##### PASSAGE TO READ

The effects of ouabain and ethacrynic acid on the intracellular sodium and potassium concentrations in renal medullary slices incubated in cold potassium-free ringer solution and re-incubated at 37 degrees C in the presence of external potassium.

1. The cells in slices cut from the renal outer medulla of normally hydrated adult rats were loaded with Na and depleted of K by incubation for up to 100 min in cold iso-osmolal K-free Ringer containing 180 mM-Na. There was a continuous net cellular water loss during this time; an inverse linear relationship existed between water content and intracellular Na concentration. 2. The original intracellular Na and K concentration were restored following 60 min re-incubation in warm Ringer (37 degrees C) containing 5-9 mM-K. Restoration of cellular water content was incomplete after re-incubation for up to 120 min. 3. During incubation in cold K-free Ringer the presence of 1 mM ouabain did not affect cellular Na uptake or K and water loss. Ethacrynic acid, 1 mM, completely blocked cellular Na uptake and water loss, without affecting the intracellular K concentration at 100 min. When ouabain and ethacrynic acid were present together water loss was also prevented but intracellular Na concentration rose slightly by 100 min. 4. During re-incubation in warm K-containing Ringer 1 mM ouabain inhibited Na extrusion completely for up to 60 min while only partially preventing K uptake and further depressing the level of cellular hydration. Ouabain in the presence of 1 mM ethacrynic acid had similar effects on intracellular Na and K concentrations, but raised the level of intracellular water above that of cells in control slices. 5. Ethacrynic acid alone, 1 mM, did not interfere with Na extrusion or K uptake, but also raised intracellular water above control values. 6. The results obtained are discussed in relation to (a) the nature of the preparation used, (b) the possible membrane transport processes occurring and their known or suggested sensitivity to ouabain and ethacrynic acid, (c) the mechanisms which may be responsible for cell volume maintenance in the medulla.

##########
##### EXTRACTED DATA

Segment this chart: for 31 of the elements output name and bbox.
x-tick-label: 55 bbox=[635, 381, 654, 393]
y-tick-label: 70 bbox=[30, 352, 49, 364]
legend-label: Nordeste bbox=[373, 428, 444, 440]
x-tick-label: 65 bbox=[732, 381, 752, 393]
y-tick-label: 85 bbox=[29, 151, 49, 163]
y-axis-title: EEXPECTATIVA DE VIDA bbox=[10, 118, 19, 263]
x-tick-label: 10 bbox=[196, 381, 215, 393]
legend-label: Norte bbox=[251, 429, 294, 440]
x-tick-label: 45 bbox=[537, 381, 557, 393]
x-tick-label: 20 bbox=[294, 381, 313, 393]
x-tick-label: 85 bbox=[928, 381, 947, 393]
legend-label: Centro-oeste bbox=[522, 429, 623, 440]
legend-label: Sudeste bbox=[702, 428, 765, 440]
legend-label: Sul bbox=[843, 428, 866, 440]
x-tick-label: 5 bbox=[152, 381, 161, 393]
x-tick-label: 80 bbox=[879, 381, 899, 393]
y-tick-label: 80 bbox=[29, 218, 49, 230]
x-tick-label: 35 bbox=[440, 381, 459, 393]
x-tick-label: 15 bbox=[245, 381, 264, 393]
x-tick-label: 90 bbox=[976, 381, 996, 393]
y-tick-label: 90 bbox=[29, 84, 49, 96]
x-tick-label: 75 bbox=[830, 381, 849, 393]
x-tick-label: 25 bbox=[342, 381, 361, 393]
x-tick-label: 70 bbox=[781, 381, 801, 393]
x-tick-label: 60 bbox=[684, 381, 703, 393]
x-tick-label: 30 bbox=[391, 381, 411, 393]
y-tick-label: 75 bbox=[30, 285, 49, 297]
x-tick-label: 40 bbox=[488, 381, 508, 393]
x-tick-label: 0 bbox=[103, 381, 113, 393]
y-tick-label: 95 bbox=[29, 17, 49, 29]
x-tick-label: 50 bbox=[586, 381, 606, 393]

##########

WHAT THE EXERCISE ASKS: Rewrite the passage of the abstract on ouabain and ethacrynic acid that opens with the words containing "The effects of" and closes with "of external potassium.", putting "kidney medulla slices" in place of "renal medullary slices". None of the material is needed here.

SOLUTION TO THIS TASK:
The effects of ouabain and ethacrynic acid on the intracellular sodium and potassium concentrations in kidney medulla slices incubated in cold potassium-free ringer solution and re-incubated at 37 degrees C in the presence of external potassium.